REQUIRED WORK
In the library description, extract the passage that starts at "The main data" and ends at "-1, +1 \rbrace^2$).", with no changes.

This library implements natural topological and combinatorial operators on statistical networks described in [1] and [2] They for instance yield message-passing algorithms on graph neural networks, the belief propagation (BP) or sum-product algorithm for efficient marginal estimation (generalised to hypergraphs in [3]), and the belief diffusions that regularise BP [2].

The main data structure consists of fields of tensors, each having possibly different shapes, and stored internally as 1D Pytorch vectors. They can be for instance indexed by the hyperedges of a hypergraph $K \subseteq \mathcal{P}(\Omega)$, i.e. a collection of regions $\mathrm{a} \subseteq \Omega$ describing which variables are allowed to be measured simultaneously. In the case of a graph of binary variables, a field $(f_{\mathrm{a}})$ maps each vertex $i$ to a tensor $f_i$ of shape [2] (a function on $\lbrace{-1, +1 \rbrace}$) and each edge $ij$ to tensor $f_{ij}$ of shape [2, 2] (a function on $\lbrace -1, +1 \rbrace^2$).

This kind of structure may be called a spin glass in physics, a Hopfield network in neuroscience, or a Boltzmann machine or energy-based model in artificial intelligence, all of which are essentially equivalent to the famous Ising model.

Degree-0 fields are therefore collections of local functions $(f_{\tt a})$ for ${{\tt a \in }K}$, whose sum over $K$ is typically used to parameterise a global energy function (while such a global observable may be evaluated quickly, computing integrals or expectations is intractable in high dimension). Higher-degree fields for instance describe the degree-1 messages $m_{\mathrm{a \to b}}$ which are iterated upon in the belief propagation algorithm (for marginal estimation) or in message-passing neural networks (MPNNs). They are indexed by ordered region pairs $\mathrm{a \supset b}$ which generate the nerve of $K$ [2].

Element box annotations
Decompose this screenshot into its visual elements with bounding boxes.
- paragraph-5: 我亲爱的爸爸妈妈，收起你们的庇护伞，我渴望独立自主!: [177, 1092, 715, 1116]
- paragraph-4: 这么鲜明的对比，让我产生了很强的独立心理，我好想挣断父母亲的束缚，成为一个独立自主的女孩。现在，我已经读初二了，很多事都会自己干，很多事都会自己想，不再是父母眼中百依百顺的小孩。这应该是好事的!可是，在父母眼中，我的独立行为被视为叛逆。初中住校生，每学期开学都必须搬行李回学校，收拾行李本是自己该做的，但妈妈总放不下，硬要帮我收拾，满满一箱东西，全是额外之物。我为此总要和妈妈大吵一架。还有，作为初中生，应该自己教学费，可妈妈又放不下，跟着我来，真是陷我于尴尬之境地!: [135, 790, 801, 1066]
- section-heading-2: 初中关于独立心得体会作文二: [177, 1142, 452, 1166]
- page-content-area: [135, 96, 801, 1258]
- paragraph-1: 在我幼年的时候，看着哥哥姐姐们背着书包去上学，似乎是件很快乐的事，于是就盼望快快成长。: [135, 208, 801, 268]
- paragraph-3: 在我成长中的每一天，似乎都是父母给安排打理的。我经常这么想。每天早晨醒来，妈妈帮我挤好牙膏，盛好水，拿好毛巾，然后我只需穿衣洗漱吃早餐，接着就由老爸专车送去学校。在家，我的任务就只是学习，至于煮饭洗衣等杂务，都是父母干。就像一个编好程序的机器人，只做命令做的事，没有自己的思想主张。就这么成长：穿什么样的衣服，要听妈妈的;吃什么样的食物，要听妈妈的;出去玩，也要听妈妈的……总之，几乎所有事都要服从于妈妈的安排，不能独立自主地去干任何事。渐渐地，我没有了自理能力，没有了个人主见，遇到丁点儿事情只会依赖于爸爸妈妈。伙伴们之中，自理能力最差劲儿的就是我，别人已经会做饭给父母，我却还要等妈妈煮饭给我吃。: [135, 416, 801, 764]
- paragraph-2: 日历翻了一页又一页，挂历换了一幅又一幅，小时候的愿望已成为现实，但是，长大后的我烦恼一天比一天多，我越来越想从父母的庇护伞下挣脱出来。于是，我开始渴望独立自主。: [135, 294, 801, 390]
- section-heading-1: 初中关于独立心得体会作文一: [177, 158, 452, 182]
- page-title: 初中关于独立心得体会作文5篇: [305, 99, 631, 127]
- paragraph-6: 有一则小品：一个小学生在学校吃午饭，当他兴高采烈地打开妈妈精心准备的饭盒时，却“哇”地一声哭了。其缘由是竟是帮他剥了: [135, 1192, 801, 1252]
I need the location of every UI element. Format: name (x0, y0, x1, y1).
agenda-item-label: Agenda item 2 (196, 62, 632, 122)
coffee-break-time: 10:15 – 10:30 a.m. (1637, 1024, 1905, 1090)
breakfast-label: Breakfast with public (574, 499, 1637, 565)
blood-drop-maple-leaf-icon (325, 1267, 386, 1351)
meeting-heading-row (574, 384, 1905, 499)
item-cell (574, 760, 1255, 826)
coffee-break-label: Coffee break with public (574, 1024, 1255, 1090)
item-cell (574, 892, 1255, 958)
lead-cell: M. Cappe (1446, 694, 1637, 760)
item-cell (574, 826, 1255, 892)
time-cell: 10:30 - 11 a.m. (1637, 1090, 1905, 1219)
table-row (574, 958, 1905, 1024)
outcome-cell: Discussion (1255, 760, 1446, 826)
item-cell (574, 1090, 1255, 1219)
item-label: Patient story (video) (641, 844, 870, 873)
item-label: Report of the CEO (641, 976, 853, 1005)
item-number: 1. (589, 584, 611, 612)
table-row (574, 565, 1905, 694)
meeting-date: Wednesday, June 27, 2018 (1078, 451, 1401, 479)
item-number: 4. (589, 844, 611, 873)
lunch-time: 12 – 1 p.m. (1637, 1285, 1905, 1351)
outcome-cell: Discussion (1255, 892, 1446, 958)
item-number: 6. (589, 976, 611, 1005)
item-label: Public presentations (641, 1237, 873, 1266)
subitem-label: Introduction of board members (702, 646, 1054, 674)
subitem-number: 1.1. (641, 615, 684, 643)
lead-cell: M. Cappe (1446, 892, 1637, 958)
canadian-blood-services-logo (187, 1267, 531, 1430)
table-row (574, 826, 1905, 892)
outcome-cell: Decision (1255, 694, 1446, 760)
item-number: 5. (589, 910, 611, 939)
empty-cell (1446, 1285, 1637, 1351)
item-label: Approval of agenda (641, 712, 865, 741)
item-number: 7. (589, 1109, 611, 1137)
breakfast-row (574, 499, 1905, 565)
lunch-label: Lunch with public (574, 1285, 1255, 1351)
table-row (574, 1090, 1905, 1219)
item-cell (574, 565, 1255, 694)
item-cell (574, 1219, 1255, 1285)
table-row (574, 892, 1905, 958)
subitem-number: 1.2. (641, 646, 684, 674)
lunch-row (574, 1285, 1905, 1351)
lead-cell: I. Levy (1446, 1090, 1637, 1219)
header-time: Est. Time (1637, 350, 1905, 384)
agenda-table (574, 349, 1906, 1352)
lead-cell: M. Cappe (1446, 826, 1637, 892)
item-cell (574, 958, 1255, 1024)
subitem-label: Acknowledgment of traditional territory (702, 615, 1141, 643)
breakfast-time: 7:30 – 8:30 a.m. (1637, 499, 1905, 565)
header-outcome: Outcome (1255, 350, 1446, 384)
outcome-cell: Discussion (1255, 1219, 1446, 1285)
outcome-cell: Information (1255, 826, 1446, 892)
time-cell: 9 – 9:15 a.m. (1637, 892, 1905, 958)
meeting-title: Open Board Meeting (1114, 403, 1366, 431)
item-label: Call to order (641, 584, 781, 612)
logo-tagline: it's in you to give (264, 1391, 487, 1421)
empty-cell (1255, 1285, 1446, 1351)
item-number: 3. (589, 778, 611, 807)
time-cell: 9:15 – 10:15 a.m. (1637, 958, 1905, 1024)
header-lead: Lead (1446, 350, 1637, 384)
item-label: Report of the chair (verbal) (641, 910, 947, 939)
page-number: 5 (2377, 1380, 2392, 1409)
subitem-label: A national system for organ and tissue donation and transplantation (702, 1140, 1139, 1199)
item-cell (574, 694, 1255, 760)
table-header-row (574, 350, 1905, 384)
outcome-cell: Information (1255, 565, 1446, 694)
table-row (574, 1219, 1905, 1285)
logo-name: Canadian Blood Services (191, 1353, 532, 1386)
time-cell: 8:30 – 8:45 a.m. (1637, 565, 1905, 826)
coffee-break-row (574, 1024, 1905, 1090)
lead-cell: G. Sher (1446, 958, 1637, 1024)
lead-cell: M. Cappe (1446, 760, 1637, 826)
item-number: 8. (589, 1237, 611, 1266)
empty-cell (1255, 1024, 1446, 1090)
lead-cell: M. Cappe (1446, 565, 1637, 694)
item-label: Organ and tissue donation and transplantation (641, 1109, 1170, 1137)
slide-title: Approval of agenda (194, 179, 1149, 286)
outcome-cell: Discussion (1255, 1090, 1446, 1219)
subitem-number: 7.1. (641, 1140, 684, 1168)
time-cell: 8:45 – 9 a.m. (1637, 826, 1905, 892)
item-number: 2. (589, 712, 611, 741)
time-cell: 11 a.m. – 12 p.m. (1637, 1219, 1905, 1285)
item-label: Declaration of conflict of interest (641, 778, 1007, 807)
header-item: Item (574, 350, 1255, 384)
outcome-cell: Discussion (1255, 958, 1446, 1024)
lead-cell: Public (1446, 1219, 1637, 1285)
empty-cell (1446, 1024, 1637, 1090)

OUTPUT BELOW
The main data structure consists of fields of tensors, each having possibly different shapes, and stored internally as 1D Pytorch vectors. They can be for instance indexed by the hyperedges of a hypergraph $K \subseteq \mathcal{P}(\Omega)$, i.e. a collection of regions $\mathrm{a} \subseteq \Omega$ describing which variables are allowed to be measured simultaneously. In the case of a graph of binary variables, a field $(f_{\mathrm{a}})$ maps each vertex $i$ to a tensor $f_i$ of shape [2] (a function on $\lbrace{-1, +1 \rbrace}$) and each edge $ij$ to tensor $f_{ij}$ of shape [2, 2] (a function on $\lbrace -1, +1 \rbrace^2$).